(Lines of data):

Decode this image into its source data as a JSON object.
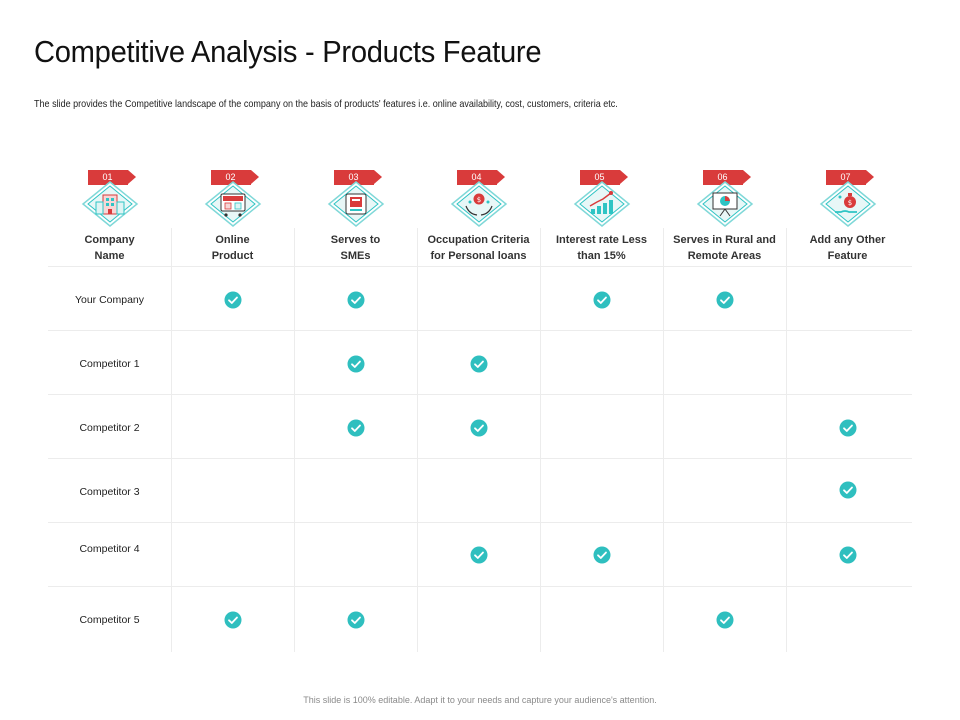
{
  "slide": {
    "title": "Competitive Analysis - Products Feature",
    "subtitle": "The slide provides the Competitive landscape of the company on the basis of products' features i.e. online availability,  cost, customers, criteria etc.",
    "footer": "This slide is 100% editable. Adapt it to your needs and capture your audience's attention."
  },
  "colors": {
    "accent_red": "#d93b3b",
    "teal": "#2ec4c4",
    "check": "#2fbfbf"
  },
  "columns": [
    {
      "number": "01",
      "line1": "Company",
      "line2": "Name",
      "icon": "building-icon"
    },
    {
      "number": "02",
      "line1": "Online",
      "line2": "Product",
      "icon": "online-shop-icon"
    },
    {
      "number": "03",
      "line1": "Serves to",
      "line2": "SMEs",
      "icon": "payment-machine-icon"
    },
    {
      "number": "04",
      "line1": "Occupation Criteria",
      "line2": "for Personal loans",
      "icon": "money-hands-icon"
    },
    {
      "number": "05",
      "line1": "Interest rate Less",
      "line2": "than 15%",
      "icon": "growth-chart-icon"
    },
    {
      "number": "06",
      "line1": "Serves in Rural and",
      "line2": "Remote Areas",
      "icon": "presentation-board-icon"
    },
    {
      "number": "07",
      "line1": "Add any Other",
      "line2": "Feature",
      "icon": "money-bag-hand-icon"
    }
  ],
  "rows": [
    {
      "name": "Your Company",
      "checks": [
        true,
        true,
        false,
        true,
        true,
        false
      ]
    },
    {
      "name": "Competitor 1",
      "checks": [
        false,
        true,
        true,
        false,
        false,
        false
      ]
    },
    {
      "name": "Competitor 2",
      "checks": [
        false,
        true,
        true,
        false,
        false,
        true
      ]
    },
    {
      "name": "Competitor 3",
      "checks": [
        false,
        false,
        false,
        false,
        false,
        true
      ]
    },
    {
      "name": "Competitor 4",
      "checks": [
        false,
        false,
        true,
        true,
        false,
        true
      ]
    },
    {
      "name": "Competitor 5",
      "checks": [
        true,
        true,
        false,
        false,
        true,
        false
      ]
    }
  ]
}
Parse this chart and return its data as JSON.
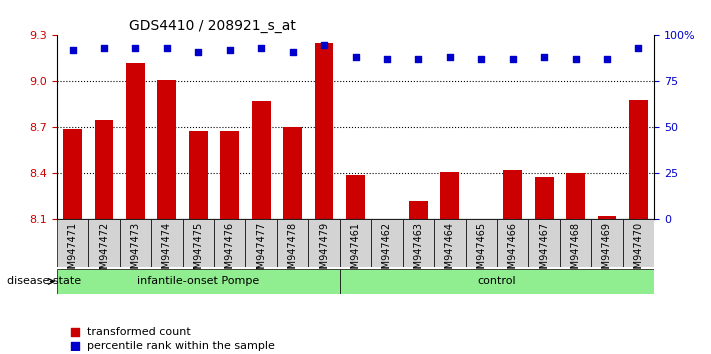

(Aim): Whenever "JSON" turns up in a line, pick that line out.

(Written response):
Decode this image into its source data as a JSON object.
Parse this chart and return its data as JSON.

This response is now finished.